All of the material below is to be restated word for word, apart from the pictures.
————————
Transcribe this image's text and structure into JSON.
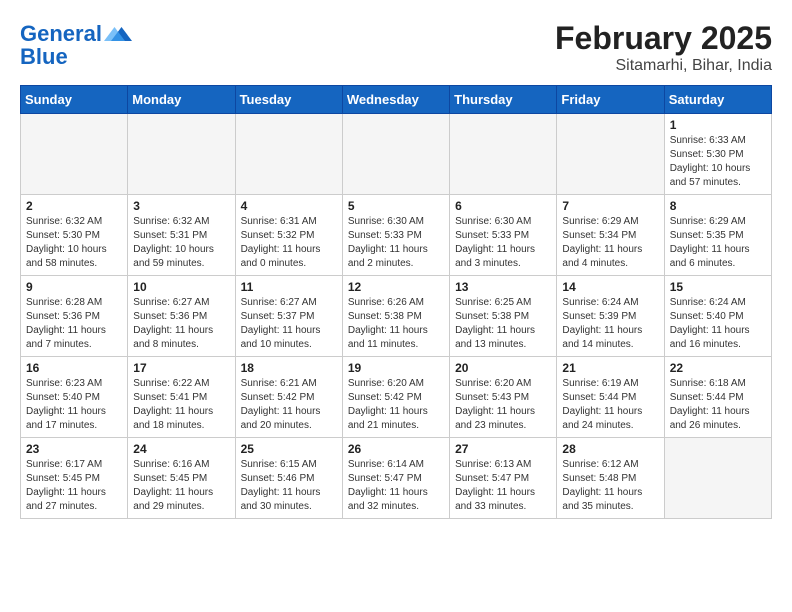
{
  "header": {
    "logo_line1": "General",
    "logo_line2": "Blue",
    "month_year": "February 2025",
    "location": "Sitamarhi, Bihar, India"
  },
  "weekdays": [
    "Sunday",
    "Monday",
    "Tuesday",
    "Wednesday",
    "Thursday",
    "Friday",
    "Saturday"
  ],
  "weeks": [
    [
      {
        "day": "",
        "info": ""
      },
      {
        "day": "",
        "info": ""
      },
      {
        "day": "",
        "info": ""
      },
      {
        "day": "",
        "info": ""
      },
      {
        "day": "",
        "info": ""
      },
      {
        "day": "",
        "info": ""
      },
      {
        "day": "1",
        "info": "Sunrise: 6:33 AM\nSunset: 5:30 PM\nDaylight: 10 hours\nand 57 minutes."
      }
    ],
    [
      {
        "day": "2",
        "info": "Sunrise: 6:32 AM\nSunset: 5:30 PM\nDaylight: 10 hours\nand 58 minutes."
      },
      {
        "day": "3",
        "info": "Sunrise: 6:32 AM\nSunset: 5:31 PM\nDaylight: 10 hours\nand 59 minutes."
      },
      {
        "day": "4",
        "info": "Sunrise: 6:31 AM\nSunset: 5:32 PM\nDaylight: 11 hours\nand 0 minutes."
      },
      {
        "day": "5",
        "info": "Sunrise: 6:30 AM\nSunset: 5:33 PM\nDaylight: 11 hours\nand 2 minutes."
      },
      {
        "day": "6",
        "info": "Sunrise: 6:30 AM\nSunset: 5:33 PM\nDaylight: 11 hours\nand 3 minutes."
      },
      {
        "day": "7",
        "info": "Sunrise: 6:29 AM\nSunset: 5:34 PM\nDaylight: 11 hours\nand 4 minutes."
      },
      {
        "day": "8",
        "info": "Sunrise: 6:29 AM\nSunset: 5:35 PM\nDaylight: 11 hours\nand 6 minutes."
      }
    ],
    [
      {
        "day": "9",
        "info": "Sunrise: 6:28 AM\nSunset: 5:36 PM\nDaylight: 11 hours\nand 7 minutes."
      },
      {
        "day": "10",
        "info": "Sunrise: 6:27 AM\nSunset: 5:36 PM\nDaylight: 11 hours\nand 8 minutes."
      },
      {
        "day": "11",
        "info": "Sunrise: 6:27 AM\nSunset: 5:37 PM\nDaylight: 11 hours\nand 10 minutes."
      },
      {
        "day": "12",
        "info": "Sunrise: 6:26 AM\nSunset: 5:38 PM\nDaylight: 11 hours\nand 11 minutes."
      },
      {
        "day": "13",
        "info": "Sunrise: 6:25 AM\nSunset: 5:38 PM\nDaylight: 11 hours\nand 13 minutes."
      },
      {
        "day": "14",
        "info": "Sunrise: 6:24 AM\nSunset: 5:39 PM\nDaylight: 11 hours\nand 14 minutes."
      },
      {
        "day": "15",
        "info": "Sunrise: 6:24 AM\nSunset: 5:40 PM\nDaylight: 11 hours\nand 16 minutes."
      }
    ],
    [
      {
        "day": "16",
        "info": "Sunrise: 6:23 AM\nSunset: 5:40 PM\nDaylight: 11 hours\nand 17 minutes."
      },
      {
        "day": "17",
        "info": "Sunrise: 6:22 AM\nSunset: 5:41 PM\nDaylight: 11 hours\nand 18 minutes."
      },
      {
        "day": "18",
        "info": "Sunrise: 6:21 AM\nSunset: 5:42 PM\nDaylight: 11 hours\nand 20 minutes."
      },
      {
        "day": "19",
        "info": "Sunrise: 6:20 AM\nSunset: 5:42 PM\nDaylight: 11 hours\nand 21 minutes."
      },
      {
        "day": "20",
        "info": "Sunrise: 6:20 AM\nSunset: 5:43 PM\nDaylight: 11 hours\nand 23 minutes."
      },
      {
        "day": "21",
        "info": "Sunrise: 6:19 AM\nSunset: 5:44 PM\nDaylight: 11 hours\nand 24 minutes."
      },
      {
        "day": "22",
        "info": "Sunrise: 6:18 AM\nSunset: 5:44 PM\nDaylight: 11 hours\nand 26 minutes."
      }
    ],
    [
      {
        "day": "23",
        "info": "Sunrise: 6:17 AM\nSunset: 5:45 PM\nDaylight: 11 hours\nand 27 minutes."
      },
      {
        "day": "24",
        "info": "Sunrise: 6:16 AM\nSunset: 5:45 PM\nDaylight: 11 hours\nand 29 minutes."
      },
      {
        "day": "25",
        "info": "Sunrise: 6:15 AM\nSunset: 5:46 PM\nDaylight: 11 hours\nand 30 minutes."
      },
      {
        "day": "26",
        "info": "Sunrise: 6:14 AM\nSunset: 5:47 PM\nDaylight: 11 hours\nand 32 minutes."
      },
      {
        "day": "27",
        "info": "Sunrise: 6:13 AM\nSunset: 5:47 PM\nDaylight: 11 hours\nand 33 minutes."
      },
      {
        "day": "28",
        "info": "Sunrise: 6:12 AM\nSunset: 5:48 PM\nDaylight: 11 hours\nand 35 minutes."
      },
      {
        "day": "",
        "info": ""
      }
    ]
  ]
}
————————
### Response below
Transcribe this image's text and structure into JSON.
{
  "header": {
    "logo_line1": "General",
    "logo_line2": "Blue",
    "month_year": "February 2025",
    "location": "Sitamarhi, Bihar, India"
  },
  "weekdays": [
    "Sunday",
    "Monday",
    "Tuesday",
    "Wednesday",
    "Thursday",
    "Friday",
    "Saturday"
  ],
  "weeks": [
    [
      {
        "day": "",
        "info": ""
      },
      {
        "day": "",
        "info": ""
      },
      {
        "day": "",
        "info": ""
      },
      {
        "day": "",
        "info": ""
      },
      {
        "day": "",
        "info": ""
      },
      {
        "day": "",
        "info": ""
      },
      {
        "day": "1",
        "info": "Sunrise: 6:33 AM\nSunset: 5:30 PM\nDaylight: 10 hours\nand 57 minutes."
      }
    ],
    [
      {
        "day": "2",
        "info": "Sunrise: 6:32 AM\nSunset: 5:30 PM\nDaylight: 10 hours\nand 58 minutes."
      },
      {
        "day": "3",
        "info": "Sunrise: 6:32 AM\nSunset: 5:31 PM\nDaylight: 10 hours\nand 59 minutes."
      },
      {
        "day": "4",
        "info": "Sunrise: 6:31 AM\nSunset: 5:32 PM\nDaylight: 11 hours\nand 0 minutes."
      },
      {
        "day": "5",
        "info": "Sunrise: 6:30 AM\nSunset: 5:33 PM\nDaylight: 11 hours\nand 2 minutes."
      },
      {
        "day": "6",
        "info": "Sunrise: 6:30 AM\nSunset: 5:33 PM\nDaylight: 11 hours\nand 3 minutes."
      },
      {
        "day": "7",
        "info": "Sunrise: 6:29 AM\nSunset: 5:34 PM\nDaylight: 11 hours\nand 4 minutes."
      },
      {
        "day": "8",
        "info": "Sunrise: 6:29 AM\nSunset: 5:35 PM\nDaylight: 11 hours\nand 6 minutes."
      }
    ],
    [
      {
        "day": "9",
        "info": "Sunrise: 6:28 AM\nSunset: 5:36 PM\nDaylight: 11 hours\nand 7 minutes."
      },
      {
        "day": "10",
        "info": "Sunrise: 6:27 AM\nSunset: 5:36 PM\nDaylight: 11 hours\nand 8 minutes."
      },
      {
        "day": "11",
        "info": "Sunrise: 6:27 AM\nSunset: 5:37 PM\nDaylight: 11 hours\nand 10 minutes."
      },
      {
        "day": "12",
        "info": "Sunrise: 6:26 AM\nSunset: 5:38 PM\nDaylight: 11 hours\nand 11 minutes."
      },
      {
        "day": "13",
        "info": "Sunrise: 6:25 AM\nSunset: 5:38 PM\nDaylight: 11 hours\nand 13 minutes."
      },
      {
        "day": "14",
        "info": "Sunrise: 6:24 AM\nSunset: 5:39 PM\nDaylight: 11 hours\nand 14 minutes."
      },
      {
        "day": "15",
        "info": "Sunrise: 6:24 AM\nSunset: 5:40 PM\nDaylight: 11 hours\nand 16 minutes."
      }
    ],
    [
      {
        "day": "16",
        "info": "Sunrise: 6:23 AM\nSunset: 5:40 PM\nDaylight: 11 hours\nand 17 minutes."
      },
      {
        "day": "17",
        "info": "Sunrise: 6:22 AM\nSunset: 5:41 PM\nDaylight: 11 hours\nand 18 minutes."
      },
      {
        "day": "18",
        "info": "Sunrise: 6:21 AM\nSunset: 5:42 PM\nDaylight: 11 hours\nand 20 minutes."
      },
      {
        "day": "19",
        "info": "Sunrise: 6:20 AM\nSunset: 5:42 PM\nDaylight: 11 hours\nand 21 minutes."
      },
      {
        "day": "20",
        "info": "Sunrise: 6:20 AM\nSunset: 5:43 PM\nDaylight: 11 hours\nand 23 minutes."
      },
      {
        "day": "21",
        "info": "Sunrise: 6:19 AM\nSunset: 5:44 PM\nDaylight: 11 hours\nand 24 minutes."
      },
      {
        "day": "22",
        "info": "Sunrise: 6:18 AM\nSunset: 5:44 PM\nDaylight: 11 hours\nand 26 minutes."
      }
    ],
    [
      {
        "day": "23",
        "info": "Sunrise: 6:17 AM\nSunset: 5:45 PM\nDaylight: 11 hours\nand 27 minutes."
      },
      {
        "day": "24",
        "info": "Sunrise: 6:16 AM\nSunset: 5:45 PM\nDaylight: 11 hours\nand 29 minutes."
      },
      {
        "day": "25",
        "info": "Sunrise: 6:15 AM\nSunset: 5:46 PM\nDaylight: 11 hours\nand 30 minutes."
      },
      {
        "day": "26",
        "info": "Sunrise: 6:14 AM\nSunset: 5:47 PM\nDaylight: 11 hours\nand 32 minutes."
      },
      {
        "day": "27",
        "info": "Sunrise: 6:13 AM\nSunset: 5:47 PM\nDaylight: 11 hours\nand 33 minutes."
      },
      {
        "day": "28",
        "info": "Sunrise: 6:12 AM\nSunset: 5:48 PM\nDaylight: 11 hours\nand 35 minutes."
      },
      {
        "day": "",
        "info": ""
      }
    ]
  ]
}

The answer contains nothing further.